Below are records; count the lines in them that hold "CONWAY" and give only the count.

- **AVAILABLE RECORDS**:
_ _ _ _ _

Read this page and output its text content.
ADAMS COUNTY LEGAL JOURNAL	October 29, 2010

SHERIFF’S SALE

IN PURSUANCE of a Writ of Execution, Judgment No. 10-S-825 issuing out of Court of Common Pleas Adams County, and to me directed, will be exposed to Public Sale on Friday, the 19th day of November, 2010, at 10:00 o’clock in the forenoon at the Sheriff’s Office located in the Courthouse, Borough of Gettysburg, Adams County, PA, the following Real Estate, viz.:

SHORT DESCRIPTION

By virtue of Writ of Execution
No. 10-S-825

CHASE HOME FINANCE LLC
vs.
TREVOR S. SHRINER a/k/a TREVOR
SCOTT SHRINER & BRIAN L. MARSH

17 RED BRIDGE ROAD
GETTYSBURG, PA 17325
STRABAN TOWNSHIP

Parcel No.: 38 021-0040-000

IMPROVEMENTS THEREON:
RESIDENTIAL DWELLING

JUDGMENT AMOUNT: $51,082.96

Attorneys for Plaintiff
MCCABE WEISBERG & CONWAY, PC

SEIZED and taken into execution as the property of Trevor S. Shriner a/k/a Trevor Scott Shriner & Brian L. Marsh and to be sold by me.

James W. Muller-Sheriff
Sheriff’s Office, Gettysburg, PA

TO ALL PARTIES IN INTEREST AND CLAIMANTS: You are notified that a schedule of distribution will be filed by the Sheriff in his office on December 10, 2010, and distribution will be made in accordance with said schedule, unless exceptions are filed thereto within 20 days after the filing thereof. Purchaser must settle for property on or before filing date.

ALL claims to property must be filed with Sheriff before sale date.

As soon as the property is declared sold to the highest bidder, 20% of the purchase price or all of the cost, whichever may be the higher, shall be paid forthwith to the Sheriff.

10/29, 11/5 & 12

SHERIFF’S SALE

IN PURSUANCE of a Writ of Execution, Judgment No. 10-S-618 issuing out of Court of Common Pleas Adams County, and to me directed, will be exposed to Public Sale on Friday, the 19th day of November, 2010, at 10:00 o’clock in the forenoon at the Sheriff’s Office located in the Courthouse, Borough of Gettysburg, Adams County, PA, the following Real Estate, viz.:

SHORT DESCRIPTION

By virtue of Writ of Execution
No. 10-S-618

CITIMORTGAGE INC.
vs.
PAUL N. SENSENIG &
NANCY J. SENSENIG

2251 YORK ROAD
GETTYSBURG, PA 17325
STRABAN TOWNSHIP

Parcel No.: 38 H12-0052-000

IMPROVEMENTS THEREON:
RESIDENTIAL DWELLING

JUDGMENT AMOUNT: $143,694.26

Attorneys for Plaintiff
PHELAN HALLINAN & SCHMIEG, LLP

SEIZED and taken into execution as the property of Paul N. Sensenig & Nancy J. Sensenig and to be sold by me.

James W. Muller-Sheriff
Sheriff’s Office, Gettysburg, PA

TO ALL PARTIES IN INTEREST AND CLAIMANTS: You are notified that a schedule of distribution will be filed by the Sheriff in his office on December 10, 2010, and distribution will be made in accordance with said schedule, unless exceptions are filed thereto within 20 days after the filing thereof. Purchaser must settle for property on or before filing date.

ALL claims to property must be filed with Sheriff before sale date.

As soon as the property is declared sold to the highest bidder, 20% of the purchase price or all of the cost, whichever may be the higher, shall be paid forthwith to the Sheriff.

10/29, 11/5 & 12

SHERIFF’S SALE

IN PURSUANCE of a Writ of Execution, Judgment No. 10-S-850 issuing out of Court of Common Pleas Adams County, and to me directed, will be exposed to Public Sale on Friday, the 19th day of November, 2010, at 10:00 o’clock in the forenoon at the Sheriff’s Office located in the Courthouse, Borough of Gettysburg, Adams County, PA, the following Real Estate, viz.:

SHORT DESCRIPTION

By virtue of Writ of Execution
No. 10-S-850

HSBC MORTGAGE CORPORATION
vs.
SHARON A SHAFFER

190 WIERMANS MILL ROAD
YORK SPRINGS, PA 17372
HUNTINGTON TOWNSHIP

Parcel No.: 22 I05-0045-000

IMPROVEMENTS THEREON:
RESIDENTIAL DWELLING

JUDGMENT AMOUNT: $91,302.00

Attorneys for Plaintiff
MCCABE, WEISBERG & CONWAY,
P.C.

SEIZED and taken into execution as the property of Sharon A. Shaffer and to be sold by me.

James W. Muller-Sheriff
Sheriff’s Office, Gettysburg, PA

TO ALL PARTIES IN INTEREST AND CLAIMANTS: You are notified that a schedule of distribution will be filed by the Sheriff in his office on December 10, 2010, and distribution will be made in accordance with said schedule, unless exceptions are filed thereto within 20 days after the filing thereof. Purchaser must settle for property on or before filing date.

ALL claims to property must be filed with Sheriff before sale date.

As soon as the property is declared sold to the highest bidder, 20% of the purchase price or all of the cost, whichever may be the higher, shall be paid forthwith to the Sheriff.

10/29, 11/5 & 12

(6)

_ _ _ _ _

- **RESPONSE FOR THIS EXERCISE**:
2